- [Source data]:
■ ■ ■ ■ ■
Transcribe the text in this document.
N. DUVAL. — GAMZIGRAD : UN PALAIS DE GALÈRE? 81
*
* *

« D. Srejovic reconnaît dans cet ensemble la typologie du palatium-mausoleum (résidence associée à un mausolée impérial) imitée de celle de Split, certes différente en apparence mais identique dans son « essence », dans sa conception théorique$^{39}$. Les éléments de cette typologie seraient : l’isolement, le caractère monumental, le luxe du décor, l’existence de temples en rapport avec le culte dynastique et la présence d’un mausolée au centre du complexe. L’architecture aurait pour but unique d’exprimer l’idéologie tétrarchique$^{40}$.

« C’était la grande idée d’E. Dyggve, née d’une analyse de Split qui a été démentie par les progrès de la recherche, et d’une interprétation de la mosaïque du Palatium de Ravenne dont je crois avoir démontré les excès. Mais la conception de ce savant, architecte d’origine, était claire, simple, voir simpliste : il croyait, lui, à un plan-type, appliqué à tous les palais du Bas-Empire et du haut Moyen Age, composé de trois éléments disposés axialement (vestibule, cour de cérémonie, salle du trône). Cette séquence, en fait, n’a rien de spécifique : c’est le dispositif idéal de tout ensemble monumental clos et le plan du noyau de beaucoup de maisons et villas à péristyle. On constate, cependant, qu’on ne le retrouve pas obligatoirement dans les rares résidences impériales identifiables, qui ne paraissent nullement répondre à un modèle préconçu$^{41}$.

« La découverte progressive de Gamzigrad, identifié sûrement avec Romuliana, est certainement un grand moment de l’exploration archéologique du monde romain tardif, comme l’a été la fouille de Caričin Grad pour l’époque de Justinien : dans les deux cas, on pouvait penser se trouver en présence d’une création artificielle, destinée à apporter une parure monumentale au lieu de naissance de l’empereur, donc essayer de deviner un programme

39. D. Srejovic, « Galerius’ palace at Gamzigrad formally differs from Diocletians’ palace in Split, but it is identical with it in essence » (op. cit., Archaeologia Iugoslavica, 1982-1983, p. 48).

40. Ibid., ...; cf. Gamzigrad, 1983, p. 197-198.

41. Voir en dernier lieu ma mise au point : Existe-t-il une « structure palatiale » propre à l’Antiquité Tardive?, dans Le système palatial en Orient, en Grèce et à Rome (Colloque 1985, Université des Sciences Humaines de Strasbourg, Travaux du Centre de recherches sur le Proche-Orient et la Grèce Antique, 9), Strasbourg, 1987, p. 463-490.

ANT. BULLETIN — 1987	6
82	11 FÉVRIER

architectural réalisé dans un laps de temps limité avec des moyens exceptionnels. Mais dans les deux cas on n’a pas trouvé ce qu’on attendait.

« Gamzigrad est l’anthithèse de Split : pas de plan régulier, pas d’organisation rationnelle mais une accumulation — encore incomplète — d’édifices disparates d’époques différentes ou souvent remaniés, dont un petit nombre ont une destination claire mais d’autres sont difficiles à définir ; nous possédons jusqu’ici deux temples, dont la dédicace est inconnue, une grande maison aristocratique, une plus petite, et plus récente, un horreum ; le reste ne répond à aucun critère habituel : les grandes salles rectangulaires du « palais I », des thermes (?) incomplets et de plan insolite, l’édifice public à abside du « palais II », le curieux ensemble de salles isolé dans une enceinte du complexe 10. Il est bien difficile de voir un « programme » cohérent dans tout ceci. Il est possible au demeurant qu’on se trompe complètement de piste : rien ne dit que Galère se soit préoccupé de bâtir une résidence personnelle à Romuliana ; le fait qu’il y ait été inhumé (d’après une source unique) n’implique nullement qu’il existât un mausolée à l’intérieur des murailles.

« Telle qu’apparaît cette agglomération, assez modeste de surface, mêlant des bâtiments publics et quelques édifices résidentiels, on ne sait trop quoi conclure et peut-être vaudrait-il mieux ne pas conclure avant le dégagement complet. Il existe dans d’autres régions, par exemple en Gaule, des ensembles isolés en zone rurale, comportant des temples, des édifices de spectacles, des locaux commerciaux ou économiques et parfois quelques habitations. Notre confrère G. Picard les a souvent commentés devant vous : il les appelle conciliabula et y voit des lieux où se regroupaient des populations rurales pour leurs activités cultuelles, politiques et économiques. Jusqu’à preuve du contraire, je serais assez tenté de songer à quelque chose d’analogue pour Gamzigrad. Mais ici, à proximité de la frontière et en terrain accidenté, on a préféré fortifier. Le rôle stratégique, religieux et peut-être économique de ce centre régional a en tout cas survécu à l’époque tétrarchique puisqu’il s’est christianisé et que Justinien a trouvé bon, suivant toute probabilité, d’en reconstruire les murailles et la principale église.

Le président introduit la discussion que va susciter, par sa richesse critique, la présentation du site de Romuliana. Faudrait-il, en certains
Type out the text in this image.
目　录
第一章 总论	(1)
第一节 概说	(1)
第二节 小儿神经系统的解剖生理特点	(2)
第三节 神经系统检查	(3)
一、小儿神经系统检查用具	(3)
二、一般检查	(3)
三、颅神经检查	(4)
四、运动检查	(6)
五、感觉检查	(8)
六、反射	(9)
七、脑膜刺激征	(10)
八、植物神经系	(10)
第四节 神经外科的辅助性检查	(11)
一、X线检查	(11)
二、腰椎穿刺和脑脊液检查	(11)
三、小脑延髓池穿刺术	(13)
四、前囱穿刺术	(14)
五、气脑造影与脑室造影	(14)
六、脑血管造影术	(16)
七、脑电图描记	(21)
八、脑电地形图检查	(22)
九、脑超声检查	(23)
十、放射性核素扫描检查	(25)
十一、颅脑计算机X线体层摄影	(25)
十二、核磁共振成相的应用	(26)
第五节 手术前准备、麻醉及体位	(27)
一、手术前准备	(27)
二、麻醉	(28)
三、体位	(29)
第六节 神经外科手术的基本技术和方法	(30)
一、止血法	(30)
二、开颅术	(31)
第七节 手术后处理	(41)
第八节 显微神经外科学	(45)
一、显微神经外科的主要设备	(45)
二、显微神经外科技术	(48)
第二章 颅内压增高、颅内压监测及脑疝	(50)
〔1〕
■ ■ ■ ■ ■
- [THE PROBLEM]: The word "text" may occur in lines of the records. Report how many such lines there are, giving only the number.

- [SOLUTION]: 2